Rows from a dataset:
** Start **
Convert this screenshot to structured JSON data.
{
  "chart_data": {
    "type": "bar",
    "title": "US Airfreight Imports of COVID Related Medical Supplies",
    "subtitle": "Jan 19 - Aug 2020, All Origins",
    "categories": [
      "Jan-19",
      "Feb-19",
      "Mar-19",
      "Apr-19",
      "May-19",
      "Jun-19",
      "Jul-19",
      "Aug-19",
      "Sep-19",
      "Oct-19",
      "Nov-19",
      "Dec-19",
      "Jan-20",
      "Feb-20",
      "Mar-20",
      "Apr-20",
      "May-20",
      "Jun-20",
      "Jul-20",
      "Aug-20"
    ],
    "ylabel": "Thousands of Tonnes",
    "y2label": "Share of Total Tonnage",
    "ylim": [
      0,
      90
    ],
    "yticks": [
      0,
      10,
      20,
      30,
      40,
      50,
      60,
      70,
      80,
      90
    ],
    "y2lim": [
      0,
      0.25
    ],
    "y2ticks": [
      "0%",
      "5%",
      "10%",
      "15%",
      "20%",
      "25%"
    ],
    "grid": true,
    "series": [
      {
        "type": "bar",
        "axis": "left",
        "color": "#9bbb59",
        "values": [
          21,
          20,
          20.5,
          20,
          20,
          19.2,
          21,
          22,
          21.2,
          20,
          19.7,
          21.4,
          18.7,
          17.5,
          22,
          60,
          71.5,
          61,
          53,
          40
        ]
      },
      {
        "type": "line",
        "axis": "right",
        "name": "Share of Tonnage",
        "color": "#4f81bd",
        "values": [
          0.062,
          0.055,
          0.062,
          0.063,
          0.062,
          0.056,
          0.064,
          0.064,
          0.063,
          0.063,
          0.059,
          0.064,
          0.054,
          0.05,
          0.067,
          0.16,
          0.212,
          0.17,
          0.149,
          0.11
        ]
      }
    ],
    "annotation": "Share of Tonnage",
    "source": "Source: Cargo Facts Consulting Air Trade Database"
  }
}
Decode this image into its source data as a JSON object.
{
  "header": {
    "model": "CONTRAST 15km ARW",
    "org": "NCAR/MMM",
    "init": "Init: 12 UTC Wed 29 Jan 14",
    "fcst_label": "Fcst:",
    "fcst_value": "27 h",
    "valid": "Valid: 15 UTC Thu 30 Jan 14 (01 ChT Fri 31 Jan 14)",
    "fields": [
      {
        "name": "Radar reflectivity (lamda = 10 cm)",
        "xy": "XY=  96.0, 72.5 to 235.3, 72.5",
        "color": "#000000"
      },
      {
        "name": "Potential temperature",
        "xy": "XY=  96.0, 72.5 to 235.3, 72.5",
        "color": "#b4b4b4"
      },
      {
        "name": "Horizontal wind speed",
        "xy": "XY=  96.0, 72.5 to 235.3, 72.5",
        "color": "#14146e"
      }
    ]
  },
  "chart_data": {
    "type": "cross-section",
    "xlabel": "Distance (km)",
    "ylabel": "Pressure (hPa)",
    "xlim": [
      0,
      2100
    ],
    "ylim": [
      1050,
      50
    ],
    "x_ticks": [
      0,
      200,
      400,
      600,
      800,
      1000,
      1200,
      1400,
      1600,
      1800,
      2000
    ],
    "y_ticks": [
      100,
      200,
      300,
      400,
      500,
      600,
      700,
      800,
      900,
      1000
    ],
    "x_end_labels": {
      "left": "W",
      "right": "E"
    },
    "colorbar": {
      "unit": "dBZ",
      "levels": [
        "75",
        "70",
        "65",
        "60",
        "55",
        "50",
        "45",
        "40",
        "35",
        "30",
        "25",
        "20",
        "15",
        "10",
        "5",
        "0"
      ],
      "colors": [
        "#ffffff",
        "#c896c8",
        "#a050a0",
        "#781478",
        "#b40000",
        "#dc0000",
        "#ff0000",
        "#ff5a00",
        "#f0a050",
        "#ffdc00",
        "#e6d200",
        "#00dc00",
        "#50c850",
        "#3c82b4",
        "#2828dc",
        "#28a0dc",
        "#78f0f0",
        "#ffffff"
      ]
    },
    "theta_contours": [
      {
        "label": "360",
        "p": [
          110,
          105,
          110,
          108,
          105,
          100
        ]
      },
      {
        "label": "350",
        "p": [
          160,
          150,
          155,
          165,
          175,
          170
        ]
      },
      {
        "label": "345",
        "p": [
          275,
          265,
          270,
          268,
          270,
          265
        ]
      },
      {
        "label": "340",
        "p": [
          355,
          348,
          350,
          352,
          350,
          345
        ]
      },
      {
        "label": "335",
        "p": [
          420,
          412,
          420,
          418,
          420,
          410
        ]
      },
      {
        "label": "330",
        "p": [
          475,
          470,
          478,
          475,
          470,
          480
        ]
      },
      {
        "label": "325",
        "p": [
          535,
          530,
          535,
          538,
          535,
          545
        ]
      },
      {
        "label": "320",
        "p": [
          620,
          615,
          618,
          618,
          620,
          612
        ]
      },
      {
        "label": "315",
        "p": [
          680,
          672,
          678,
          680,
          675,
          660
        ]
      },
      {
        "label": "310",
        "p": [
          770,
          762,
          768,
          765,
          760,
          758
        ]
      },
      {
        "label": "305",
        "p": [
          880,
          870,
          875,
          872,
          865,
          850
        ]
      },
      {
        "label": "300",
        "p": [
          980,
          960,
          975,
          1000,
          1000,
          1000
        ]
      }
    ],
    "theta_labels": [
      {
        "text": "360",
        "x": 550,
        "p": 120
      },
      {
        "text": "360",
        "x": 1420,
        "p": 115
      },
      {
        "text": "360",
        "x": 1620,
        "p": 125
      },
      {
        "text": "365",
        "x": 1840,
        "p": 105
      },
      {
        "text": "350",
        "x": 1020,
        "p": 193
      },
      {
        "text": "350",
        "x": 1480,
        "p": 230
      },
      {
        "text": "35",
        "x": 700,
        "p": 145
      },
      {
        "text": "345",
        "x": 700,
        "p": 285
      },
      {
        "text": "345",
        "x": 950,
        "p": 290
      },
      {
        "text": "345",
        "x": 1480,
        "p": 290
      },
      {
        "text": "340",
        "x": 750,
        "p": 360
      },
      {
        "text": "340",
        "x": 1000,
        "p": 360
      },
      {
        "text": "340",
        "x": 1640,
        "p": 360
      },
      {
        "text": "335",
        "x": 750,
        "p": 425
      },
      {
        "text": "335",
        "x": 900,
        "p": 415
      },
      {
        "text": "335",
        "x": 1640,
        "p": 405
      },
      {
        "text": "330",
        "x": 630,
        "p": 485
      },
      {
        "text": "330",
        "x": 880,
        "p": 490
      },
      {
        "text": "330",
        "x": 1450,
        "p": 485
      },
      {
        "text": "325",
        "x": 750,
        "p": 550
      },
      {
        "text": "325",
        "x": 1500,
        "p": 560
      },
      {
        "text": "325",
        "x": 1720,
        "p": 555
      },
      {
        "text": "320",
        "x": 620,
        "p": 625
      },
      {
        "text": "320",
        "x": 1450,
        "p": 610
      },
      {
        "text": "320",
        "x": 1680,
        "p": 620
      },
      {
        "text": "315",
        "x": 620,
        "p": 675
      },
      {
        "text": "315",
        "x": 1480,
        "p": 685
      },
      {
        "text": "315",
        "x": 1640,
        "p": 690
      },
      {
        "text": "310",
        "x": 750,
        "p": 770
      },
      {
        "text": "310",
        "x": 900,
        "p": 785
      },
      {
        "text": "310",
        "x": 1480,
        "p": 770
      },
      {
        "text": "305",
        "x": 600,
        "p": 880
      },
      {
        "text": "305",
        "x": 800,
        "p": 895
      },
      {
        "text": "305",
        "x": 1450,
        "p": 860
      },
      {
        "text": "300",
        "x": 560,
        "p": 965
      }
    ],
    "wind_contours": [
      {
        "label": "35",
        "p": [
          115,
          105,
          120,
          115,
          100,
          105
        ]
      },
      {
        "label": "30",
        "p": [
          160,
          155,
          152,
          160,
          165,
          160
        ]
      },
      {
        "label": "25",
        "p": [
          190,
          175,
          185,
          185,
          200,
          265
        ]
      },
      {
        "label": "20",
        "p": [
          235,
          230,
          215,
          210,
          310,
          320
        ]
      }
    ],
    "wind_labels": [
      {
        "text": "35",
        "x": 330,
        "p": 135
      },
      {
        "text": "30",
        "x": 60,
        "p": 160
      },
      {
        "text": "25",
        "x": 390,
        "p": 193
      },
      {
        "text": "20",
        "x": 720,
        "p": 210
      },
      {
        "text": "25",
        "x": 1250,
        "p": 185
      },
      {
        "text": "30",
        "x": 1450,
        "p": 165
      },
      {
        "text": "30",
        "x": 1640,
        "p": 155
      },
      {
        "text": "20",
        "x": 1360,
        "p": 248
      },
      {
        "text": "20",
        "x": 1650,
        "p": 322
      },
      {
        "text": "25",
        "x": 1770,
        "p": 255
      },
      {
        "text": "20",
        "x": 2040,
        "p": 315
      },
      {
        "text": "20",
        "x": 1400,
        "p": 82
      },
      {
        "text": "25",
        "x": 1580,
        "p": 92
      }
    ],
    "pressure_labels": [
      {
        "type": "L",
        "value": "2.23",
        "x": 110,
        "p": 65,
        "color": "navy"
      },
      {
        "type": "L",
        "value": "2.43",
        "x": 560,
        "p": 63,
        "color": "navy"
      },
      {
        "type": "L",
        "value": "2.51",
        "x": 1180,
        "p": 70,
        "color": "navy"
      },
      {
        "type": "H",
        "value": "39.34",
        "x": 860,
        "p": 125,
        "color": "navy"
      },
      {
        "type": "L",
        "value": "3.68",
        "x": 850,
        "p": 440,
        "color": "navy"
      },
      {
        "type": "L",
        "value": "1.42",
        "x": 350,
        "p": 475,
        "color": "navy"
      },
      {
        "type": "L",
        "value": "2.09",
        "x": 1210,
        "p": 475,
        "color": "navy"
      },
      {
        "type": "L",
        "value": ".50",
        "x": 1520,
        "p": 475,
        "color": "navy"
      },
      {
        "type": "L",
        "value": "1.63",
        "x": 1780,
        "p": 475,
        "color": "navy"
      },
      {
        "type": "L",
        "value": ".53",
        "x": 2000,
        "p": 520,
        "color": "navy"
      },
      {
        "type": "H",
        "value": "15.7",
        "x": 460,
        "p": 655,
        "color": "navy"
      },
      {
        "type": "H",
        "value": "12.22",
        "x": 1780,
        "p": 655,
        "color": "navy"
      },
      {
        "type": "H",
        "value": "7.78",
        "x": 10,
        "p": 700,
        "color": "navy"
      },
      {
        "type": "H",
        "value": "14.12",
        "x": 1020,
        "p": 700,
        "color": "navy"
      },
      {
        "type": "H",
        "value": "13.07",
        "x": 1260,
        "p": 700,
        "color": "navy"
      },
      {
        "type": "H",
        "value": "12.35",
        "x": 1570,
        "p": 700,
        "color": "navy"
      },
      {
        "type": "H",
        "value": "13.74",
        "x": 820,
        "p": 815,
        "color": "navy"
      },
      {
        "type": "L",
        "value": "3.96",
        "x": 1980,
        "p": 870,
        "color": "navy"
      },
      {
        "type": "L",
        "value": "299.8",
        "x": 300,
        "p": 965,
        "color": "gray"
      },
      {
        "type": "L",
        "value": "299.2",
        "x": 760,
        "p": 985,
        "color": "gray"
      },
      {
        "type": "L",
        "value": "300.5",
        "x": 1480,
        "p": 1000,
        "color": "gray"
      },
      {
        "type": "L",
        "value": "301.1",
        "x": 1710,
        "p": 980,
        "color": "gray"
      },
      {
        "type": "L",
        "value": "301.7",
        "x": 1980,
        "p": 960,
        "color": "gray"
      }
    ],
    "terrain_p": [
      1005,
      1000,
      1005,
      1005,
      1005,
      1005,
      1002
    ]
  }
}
** End **
_DIRECTIONS FOR THIS TASK_.
Report how many lines in these entries contain "JSON". Answer with the number only.

_TASK SOLUTION_.
2